__PROBLEM DESCRIPTION__. Copy out every line exactly, passing over the pictures.

__INPUT__.
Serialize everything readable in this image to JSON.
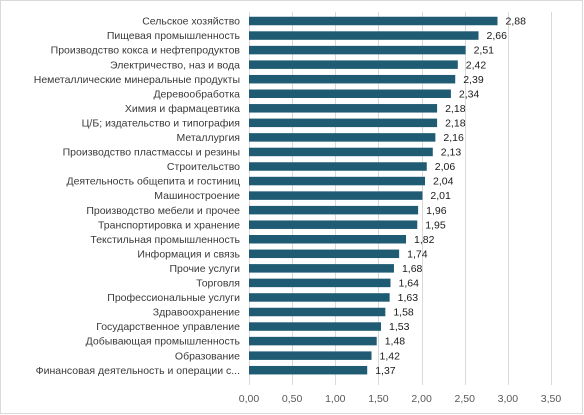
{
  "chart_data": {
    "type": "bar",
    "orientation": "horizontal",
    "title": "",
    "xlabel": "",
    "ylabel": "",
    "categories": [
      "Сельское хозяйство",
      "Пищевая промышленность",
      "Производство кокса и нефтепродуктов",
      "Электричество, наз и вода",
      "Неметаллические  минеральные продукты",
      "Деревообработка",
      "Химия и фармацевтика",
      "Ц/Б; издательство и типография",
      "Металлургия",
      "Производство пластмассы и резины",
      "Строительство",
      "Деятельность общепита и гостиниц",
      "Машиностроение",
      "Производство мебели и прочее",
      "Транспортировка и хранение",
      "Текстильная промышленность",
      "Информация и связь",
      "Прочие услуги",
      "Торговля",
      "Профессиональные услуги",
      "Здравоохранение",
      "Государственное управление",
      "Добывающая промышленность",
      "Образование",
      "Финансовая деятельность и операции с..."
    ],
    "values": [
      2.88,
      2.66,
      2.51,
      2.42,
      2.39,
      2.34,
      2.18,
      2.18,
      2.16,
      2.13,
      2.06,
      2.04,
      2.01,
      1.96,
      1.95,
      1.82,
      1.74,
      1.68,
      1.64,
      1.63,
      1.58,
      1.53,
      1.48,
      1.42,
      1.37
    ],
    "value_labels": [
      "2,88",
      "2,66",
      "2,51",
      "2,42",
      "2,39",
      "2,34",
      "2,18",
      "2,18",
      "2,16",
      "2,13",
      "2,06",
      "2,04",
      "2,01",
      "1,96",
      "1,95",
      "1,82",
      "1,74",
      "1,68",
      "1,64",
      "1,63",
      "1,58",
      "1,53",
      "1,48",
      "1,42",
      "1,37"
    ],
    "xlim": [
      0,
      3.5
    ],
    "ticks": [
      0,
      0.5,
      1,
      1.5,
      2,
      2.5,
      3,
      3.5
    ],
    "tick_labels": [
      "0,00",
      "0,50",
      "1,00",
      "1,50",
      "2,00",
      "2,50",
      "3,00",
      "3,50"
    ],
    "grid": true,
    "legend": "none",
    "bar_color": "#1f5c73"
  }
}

__RESULT OF THE EXERCISE__.
Serialize everything readable in this image to JSON.
{
  "chart_data": {
    "type": "bar",
    "orientation": "horizontal",
    "title": "",
    "xlabel": "",
    "ylabel": "",
    "categories": [
      "Сельское хозяйство",
      "Пищевая промышленность",
      "Производство кокса и нефтепродуктов",
      "Электричество, наз и вода",
      "Неметаллические  минеральные продукты",
      "Деревообработка",
      "Химия и фармацевтика",
      "Ц/Б; издательство и типография",
      "Металлургия",
      "Производство пластмассы и резины",
      "Строительство",
      "Деятельность общепита и гостиниц",
      "Машиностроение",
      "Производство мебели и прочее",
      "Транспортировка и хранение",
      "Текстильная промышленность",
      "Информация и связь",
      "Прочие услуги",
      "Торговля",
      "Профессиональные услуги",
      "Здравоохранение",
      "Государственное управление",
      "Добывающая промышленность",
      "Образование",
      "Финансовая деятельность и операции с..."
    ],
    "values": [
      2.88,
      2.66,
      2.51,
      2.42,
      2.39,
      2.34,
      2.18,
      2.18,
      2.16,
      2.13,
      2.06,
      2.04,
      2.01,
      1.96,
      1.95,
      1.82,
      1.74,
      1.68,
      1.64,
      1.63,
      1.58,
      1.53,
      1.48,
      1.42,
      1.37
    ],
    "value_labels": [
      "2,88",
      "2,66",
      "2,51",
      "2,42",
      "2,39",
      "2,34",
      "2,18",
      "2,18",
      "2,16",
      "2,13",
      "2,06",
      "2,04",
      "2,01",
      "1,96",
      "1,95",
      "1,82",
      "1,74",
      "1,68",
      "1,64",
      "1,63",
      "1,58",
      "1,53",
      "1,48",
      "1,42",
      "1,37"
    ],
    "xlim": [
      0,
      3.5
    ],
    "ticks": [
      0,
      0.5,
      1,
      1.5,
      2,
      2.5,
      3,
      3.5
    ],
    "tick_labels": [
      "0,00",
      "0,50",
      "1,00",
      "1,50",
      "2,00",
      "2,50",
      "3,00",
      "3,50"
    ],
    "grid": true,
    "legend": "none",
    "bar_color": "#1f5c73"
  }
}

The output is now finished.